[Items from a dataset]
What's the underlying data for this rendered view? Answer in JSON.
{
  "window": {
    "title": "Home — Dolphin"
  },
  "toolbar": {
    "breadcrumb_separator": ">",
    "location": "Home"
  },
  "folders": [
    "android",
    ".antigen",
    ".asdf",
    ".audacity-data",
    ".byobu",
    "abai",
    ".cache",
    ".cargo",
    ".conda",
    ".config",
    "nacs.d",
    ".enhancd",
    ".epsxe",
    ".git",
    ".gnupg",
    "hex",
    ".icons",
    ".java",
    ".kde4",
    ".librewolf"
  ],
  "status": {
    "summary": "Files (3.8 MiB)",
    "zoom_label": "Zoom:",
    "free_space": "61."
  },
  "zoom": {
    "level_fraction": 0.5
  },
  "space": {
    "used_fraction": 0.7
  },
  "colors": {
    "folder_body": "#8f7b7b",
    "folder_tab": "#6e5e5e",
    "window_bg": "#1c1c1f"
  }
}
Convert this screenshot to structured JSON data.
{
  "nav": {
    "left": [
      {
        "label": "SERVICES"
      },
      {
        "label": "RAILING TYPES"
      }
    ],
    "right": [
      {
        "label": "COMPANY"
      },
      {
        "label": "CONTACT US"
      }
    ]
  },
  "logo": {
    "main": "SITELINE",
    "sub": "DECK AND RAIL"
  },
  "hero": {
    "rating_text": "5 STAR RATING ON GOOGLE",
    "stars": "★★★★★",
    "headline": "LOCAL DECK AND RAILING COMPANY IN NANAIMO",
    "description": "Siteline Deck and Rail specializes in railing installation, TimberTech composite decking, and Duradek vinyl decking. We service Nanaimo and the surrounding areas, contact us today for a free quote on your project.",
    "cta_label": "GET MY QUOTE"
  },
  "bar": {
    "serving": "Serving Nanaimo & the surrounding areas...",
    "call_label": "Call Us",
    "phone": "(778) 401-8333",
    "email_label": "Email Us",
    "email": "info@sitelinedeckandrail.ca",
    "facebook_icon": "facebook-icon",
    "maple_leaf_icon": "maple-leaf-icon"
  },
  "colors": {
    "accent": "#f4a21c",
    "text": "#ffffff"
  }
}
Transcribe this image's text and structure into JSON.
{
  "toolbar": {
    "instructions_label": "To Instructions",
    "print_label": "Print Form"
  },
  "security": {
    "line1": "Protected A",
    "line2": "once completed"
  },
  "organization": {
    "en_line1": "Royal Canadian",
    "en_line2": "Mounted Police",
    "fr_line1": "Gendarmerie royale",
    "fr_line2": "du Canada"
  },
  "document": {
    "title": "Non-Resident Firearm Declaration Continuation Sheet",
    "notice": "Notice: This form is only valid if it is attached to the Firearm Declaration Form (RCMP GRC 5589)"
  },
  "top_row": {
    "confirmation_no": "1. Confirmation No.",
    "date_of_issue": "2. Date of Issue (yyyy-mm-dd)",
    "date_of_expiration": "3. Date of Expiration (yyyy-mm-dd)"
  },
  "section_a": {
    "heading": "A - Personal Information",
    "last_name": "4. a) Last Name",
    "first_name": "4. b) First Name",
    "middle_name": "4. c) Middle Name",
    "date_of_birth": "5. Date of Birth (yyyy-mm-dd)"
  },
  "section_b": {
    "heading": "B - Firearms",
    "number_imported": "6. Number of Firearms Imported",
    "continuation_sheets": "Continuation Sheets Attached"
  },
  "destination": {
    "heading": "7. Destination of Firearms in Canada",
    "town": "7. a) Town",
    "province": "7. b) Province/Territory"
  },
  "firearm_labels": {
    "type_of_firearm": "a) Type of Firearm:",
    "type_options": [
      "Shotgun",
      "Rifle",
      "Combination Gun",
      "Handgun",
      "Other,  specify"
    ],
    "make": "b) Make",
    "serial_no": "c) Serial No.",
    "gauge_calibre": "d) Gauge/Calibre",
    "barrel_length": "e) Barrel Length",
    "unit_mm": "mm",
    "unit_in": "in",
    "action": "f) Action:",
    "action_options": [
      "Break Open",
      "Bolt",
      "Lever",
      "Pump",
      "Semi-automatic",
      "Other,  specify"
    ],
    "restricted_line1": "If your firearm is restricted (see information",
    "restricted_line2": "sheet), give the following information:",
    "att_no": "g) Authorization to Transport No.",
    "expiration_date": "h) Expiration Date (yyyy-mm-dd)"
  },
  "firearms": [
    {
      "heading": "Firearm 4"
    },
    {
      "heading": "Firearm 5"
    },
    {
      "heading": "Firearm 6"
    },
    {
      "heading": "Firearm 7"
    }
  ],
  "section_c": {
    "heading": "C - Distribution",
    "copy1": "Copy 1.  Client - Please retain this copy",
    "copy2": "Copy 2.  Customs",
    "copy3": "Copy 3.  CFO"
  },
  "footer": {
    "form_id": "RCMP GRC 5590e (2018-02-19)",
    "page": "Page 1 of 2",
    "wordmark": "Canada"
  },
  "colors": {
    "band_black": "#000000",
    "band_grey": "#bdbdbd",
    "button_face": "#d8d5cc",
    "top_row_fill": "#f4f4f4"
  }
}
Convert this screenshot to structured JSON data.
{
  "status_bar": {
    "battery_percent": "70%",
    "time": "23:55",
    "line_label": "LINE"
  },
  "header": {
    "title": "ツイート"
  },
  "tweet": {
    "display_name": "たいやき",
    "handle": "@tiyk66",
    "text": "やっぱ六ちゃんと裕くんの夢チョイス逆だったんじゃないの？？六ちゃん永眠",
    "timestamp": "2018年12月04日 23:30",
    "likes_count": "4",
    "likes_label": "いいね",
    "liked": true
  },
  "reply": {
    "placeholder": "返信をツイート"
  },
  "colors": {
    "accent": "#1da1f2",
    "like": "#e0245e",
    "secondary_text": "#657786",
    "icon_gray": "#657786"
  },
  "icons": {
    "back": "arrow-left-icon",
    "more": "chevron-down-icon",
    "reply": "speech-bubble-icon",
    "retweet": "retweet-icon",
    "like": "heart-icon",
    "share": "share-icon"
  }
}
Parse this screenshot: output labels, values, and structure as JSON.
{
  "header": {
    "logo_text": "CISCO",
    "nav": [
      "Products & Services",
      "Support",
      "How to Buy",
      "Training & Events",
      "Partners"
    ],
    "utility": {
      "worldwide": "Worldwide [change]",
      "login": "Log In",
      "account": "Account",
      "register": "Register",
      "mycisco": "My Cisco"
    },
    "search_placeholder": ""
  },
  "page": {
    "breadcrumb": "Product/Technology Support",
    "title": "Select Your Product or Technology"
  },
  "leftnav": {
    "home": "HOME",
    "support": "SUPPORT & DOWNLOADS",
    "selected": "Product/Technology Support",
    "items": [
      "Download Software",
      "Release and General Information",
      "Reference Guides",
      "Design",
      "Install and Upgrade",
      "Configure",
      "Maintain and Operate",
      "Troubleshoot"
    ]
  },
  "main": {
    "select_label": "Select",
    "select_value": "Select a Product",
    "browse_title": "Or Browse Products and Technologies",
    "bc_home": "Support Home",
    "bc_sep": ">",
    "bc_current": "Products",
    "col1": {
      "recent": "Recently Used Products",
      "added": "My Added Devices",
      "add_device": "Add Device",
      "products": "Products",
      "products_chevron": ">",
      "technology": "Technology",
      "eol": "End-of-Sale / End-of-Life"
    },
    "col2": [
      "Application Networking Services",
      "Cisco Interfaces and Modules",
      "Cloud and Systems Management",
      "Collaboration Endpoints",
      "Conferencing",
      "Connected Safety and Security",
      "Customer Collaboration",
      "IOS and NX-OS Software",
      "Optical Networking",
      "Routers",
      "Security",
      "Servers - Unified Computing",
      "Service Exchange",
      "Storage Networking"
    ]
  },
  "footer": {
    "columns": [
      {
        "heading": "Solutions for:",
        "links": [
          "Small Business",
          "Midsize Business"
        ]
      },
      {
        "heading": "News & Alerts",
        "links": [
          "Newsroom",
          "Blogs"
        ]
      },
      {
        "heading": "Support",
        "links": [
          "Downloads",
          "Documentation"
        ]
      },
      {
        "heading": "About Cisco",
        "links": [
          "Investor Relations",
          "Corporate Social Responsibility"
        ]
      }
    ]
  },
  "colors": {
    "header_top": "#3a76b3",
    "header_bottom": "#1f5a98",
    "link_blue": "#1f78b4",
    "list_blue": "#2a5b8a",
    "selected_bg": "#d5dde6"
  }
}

• _PROBLEM STATEMENT_: Search the entries for "heading" and copy out each line that has it.

• _ANSWER FOR THIS EXERCISE_:
    "heading": "A - Personal Information",
    "heading": "B - Firearms",
    "heading": "7. Destination of Firearms in Canada",
      "heading": "Firearm 4"
      "heading": "Firearm 5"
      "heading": "Firearm 6"
      "heading": "Firearm 7"
    "heading": "C - Distribution",
        "heading": "Solutions for:",
        "heading": "News & Alerts",
        "heading": "Support",
        "heading": "About Cisco",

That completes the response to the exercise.